▸ TASK STATEMENT:
Please give the listing again, word for word, with nothing left out.

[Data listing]
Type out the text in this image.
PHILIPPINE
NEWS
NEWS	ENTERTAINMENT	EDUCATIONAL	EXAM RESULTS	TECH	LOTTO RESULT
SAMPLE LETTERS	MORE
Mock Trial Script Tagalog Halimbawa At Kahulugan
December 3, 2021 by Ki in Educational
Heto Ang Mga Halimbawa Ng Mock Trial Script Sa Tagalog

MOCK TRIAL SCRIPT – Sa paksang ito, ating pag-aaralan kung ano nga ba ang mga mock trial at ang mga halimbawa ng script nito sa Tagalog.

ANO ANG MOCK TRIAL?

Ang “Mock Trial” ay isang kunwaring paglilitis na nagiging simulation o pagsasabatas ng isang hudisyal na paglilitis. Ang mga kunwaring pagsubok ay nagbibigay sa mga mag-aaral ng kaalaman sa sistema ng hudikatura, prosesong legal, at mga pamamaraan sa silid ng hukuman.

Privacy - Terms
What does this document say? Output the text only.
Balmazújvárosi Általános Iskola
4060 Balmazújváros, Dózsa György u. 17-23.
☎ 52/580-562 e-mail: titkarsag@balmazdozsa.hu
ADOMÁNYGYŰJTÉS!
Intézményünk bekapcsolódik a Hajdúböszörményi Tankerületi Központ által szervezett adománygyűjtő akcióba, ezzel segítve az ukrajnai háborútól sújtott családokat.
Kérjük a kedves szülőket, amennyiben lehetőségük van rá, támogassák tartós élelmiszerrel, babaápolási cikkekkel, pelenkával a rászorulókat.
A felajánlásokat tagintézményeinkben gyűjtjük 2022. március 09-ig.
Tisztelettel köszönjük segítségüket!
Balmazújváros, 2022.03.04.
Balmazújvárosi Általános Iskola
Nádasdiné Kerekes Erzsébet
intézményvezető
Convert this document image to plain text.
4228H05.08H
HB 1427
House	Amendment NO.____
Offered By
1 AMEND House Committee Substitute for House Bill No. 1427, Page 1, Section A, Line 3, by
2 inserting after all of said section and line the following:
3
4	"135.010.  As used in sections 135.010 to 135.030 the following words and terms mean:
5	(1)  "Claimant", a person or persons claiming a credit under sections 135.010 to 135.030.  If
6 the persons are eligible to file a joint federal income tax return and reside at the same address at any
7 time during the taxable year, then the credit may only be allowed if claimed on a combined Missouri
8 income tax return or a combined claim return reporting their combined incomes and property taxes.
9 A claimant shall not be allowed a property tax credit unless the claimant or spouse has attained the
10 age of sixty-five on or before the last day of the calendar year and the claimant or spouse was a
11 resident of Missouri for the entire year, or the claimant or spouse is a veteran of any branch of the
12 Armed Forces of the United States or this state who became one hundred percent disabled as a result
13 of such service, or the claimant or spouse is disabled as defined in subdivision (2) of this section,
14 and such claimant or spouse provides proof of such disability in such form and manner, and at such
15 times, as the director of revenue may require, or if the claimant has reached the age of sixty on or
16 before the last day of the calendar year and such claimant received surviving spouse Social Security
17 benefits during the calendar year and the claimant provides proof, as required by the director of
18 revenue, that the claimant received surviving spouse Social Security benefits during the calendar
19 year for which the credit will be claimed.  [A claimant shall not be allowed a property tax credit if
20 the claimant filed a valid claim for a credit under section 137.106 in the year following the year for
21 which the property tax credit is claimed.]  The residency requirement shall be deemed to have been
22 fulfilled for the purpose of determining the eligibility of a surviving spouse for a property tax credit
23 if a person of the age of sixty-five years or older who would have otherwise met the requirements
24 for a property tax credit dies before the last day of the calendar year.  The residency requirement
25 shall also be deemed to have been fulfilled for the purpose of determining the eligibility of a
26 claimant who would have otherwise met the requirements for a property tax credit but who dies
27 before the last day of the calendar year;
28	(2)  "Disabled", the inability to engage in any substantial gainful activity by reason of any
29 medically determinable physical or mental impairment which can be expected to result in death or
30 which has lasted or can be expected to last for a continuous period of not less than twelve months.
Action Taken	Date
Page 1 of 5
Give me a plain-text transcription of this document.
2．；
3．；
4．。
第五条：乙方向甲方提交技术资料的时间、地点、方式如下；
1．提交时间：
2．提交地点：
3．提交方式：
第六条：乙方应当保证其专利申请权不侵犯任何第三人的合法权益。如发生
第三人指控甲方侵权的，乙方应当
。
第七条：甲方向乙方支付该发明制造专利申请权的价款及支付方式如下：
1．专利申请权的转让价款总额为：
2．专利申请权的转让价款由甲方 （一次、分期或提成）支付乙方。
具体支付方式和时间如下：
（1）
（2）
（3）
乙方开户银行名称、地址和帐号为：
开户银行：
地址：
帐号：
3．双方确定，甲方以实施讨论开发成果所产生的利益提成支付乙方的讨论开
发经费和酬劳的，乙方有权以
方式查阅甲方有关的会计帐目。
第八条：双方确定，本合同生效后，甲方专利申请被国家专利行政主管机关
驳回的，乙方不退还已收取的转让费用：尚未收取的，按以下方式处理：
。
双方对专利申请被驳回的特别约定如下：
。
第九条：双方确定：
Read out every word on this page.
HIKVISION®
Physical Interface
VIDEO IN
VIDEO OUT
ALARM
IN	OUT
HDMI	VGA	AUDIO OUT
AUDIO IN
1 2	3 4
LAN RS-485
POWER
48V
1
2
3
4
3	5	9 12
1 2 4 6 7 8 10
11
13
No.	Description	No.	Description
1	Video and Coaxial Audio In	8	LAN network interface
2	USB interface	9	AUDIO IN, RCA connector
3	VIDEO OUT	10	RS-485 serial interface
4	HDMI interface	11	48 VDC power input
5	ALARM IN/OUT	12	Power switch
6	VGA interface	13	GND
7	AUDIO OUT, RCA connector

▸ COMPLETE RESPONSE:
Type out the text in this image.
PHILIPPINE
NEWS
NEWS	ENTERTAINMENT	EDUCATIONAL	EXAM RESULTS	TECH	LOTTO RESULT
SAMPLE LETTERS	MORE
Mock Trial Script Tagalog Halimbawa At Kahulugan
December 3, 2021 by Ki in Educational
Heto Ang Mga Halimbawa Ng Mock Trial Script Sa Tagalog

MOCK TRIAL SCRIPT – Sa paksang ito, ating pag-aaralan kung ano nga ba ang mga mock trial at ang mga halimbawa ng script nito sa Tagalog.

ANO ANG MOCK TRIAL?

Ang “Mock Trial” ay isang kunwaring paglilitis na nagiging simulation o pagsasabatas ng isang hudisyal na paglilitis. Ang mga kunwaring pagsubok ay nagbibigay sa mga mag-aaral ng kaalaman sa sistema ng hudikatura, prosesong legal, at mga pamamaraan sa silid ng hukuman.

Privacy - Terms
What does this document say? Output the text only.
Balmazújvárosi Általános Iskola
4060 Balmazújváros, Dózsa György u. 17-23.
☎ 52/580-562 e-mail: titkarsag@balmazdozsa.hu
ADOMÁNYGYŰJTÉS!
Intézményünk bekapcsolódik a Hajdúböszörményi Tankerületi Központ által szervezett adománygyűjtő akcióba, ezzel segítve az ukrajnai háborútól sújtott családokat.
Kérjük a kedves szülőket, amennyiben lehetőségük van rá, támogassák tartós élelmiszerrel, babaápolási cikkekkel, pelenkával a rászorulókat.
A felajánlásokat tagintézményeinkben gyűjtjük 2022. március 09-ig.
Tisztelettel köszönjük segítségüket!
Balmazújváros, 2022.03.04.
Balmazújvárosi Általános Iskola
Nádasdiné Kerekes Erzsébet
intézményvezető
Convert this document image to plain text.
4228H05.08H
HB 1427
House	Amendment NO.____
Offered By
1 AMEND House Committee Substitute for House Bill No. 1427, Page 1, Section A, Line 3, by
2 inserting after all of said section and line the following:
3
4	"135.010.  As used in sections 135.010 to 135.030 the following words and terms mean:
5	(1)  "Claimant", a person or persons claiming a credit under sections 135.010 to 135.030.  If
6 the persons are eligible to file a joint federal income tax return and reside at the same address at any
7 time during the taxable year, then the credit may only be allowed if claimed on a combined Missouri
8 income tax return or a combined claim return reporting their combined incomes and property taxes.
9 A claimant shall not be allowed a property tax credit unless the claimant or spouse has attained the
10 age of sixty-five on or before the last day of the calendar year and the claimant or spouse was a
11 resident of Missouri for the entire year, or the claimant or spouse is a veteran of any branch of the
12 Armed Forces of the United States or this state who became one hundred percent disabled as a result
13 of such service, or the claimant or spouse is disabled as defined in subdivision (2) of this section,
14 and such claimant or spouse provides proof of such disability in such form and manner, and at such
15 times, as the director of revenue may require, or if the claimant has reached the age of sixty on or
16 before the last day of the calendar year and such claimant received surviving spouse Social Security
17 benefits during the calendar year and the claimant provides proof, as required by the director of
18 revenue, that the claimant received surviving spouse Social Security benefits during the calendar
19 year for which the credit will be claimed.  [A claimant shall not be allowed a property tax credit if
20 the claimant filed a valid claim for a credit under section 137.106 in the year following the year for
21 which the property tax credit is claimed.]  The residency requirement shall be deemed to have been
22 fulfilled for the purpose of determining the eligibility of a surviving spouse for a property tax credit
23 if a person of the age of sixty-five years or older who would have otherwise met the requirements
24 for a property tax credit dies before the last day of the calendar year.  The residency requirement
25 shall also be deemed to have been fulfilled for the purpose of determining the eligibility of a
26 claimant who would have otherwise met the requirements for a property tax credit but who dies
27 before the last day of the calendar year;
28	(2)  "Disabled", the inability to engage in any substantial gainful activity by reason of any
29 medically determinable physical or mental impairment which can be expected to result in death or
30 which has lasted or can be expected to last for a continuous period of not less than twelve months.
Action Taken	Date
Page 1 of 5
Give me a plain-text transcription of this document.
2．；
3．；
4．。
第五条：乙方向甲方提交技术资料的时间、地点、方式如下；
1．提交时间：
2．提交地点：
3．提交方式：
第六条：乙方应当保证其专利申请权不侵犯任何第三人的合法权益。如发生
第三人指控甲方侵权的，乙方应当
。
第七条：甲方向乙方支付该发明制造专利申请权的价款及支付方式如下：
1．专利申请权的转让价款总额为：
2．专利申请权的转让价款由甲方 （一次、分期或提成）支付乙方。
具体支付方式和时间如下：
（1）
（2）
（3）
乙方开户银行名称、地址和帐号为：
开户银行：
地址：
帐号：
3．双方确定，甲方以实施讨论开发成果所产生的利益提成支付乙方的讨论开
发经费和酬劳的，乙方有权以
方式查阅甲方有关的会计帐目。
第八条：双方确定，本合同生效后，甲方专利申请被国家专利行政主管机关
驳回的，乙方不退还已收取的转让费用：尚未收取的，按以下方式处理：
。
双方对专利申请被驳回的特别约定如下：
。
第九条：双方确定：
Read out every word on this page.
HIKVISION®
Physical Interface
VIDEO IN
VIDEO OUT
ALARM
IN	OUT
HDMI	VGA	AUDIO OUT
AUDIO IN
1 2	3 4
LAN RS-485
POWER
48V
1
2
3
4
3	5	9 12
1 2 4 6 7 8 10
11
13
No.	Description	No.	Description
1	Video and Coaxial Audio In	8	LAN network interface
2	USB interface	9	AUDIO IN, RCA connector
3	VIDEO OUT	10	RS-485 serial interface
4	HDMI interface	11	48 VDC power input
5	ALARM IN/OUT	12	Power switch
6	VGA interface	13	GND
7	AUDIO OUT, RCA connector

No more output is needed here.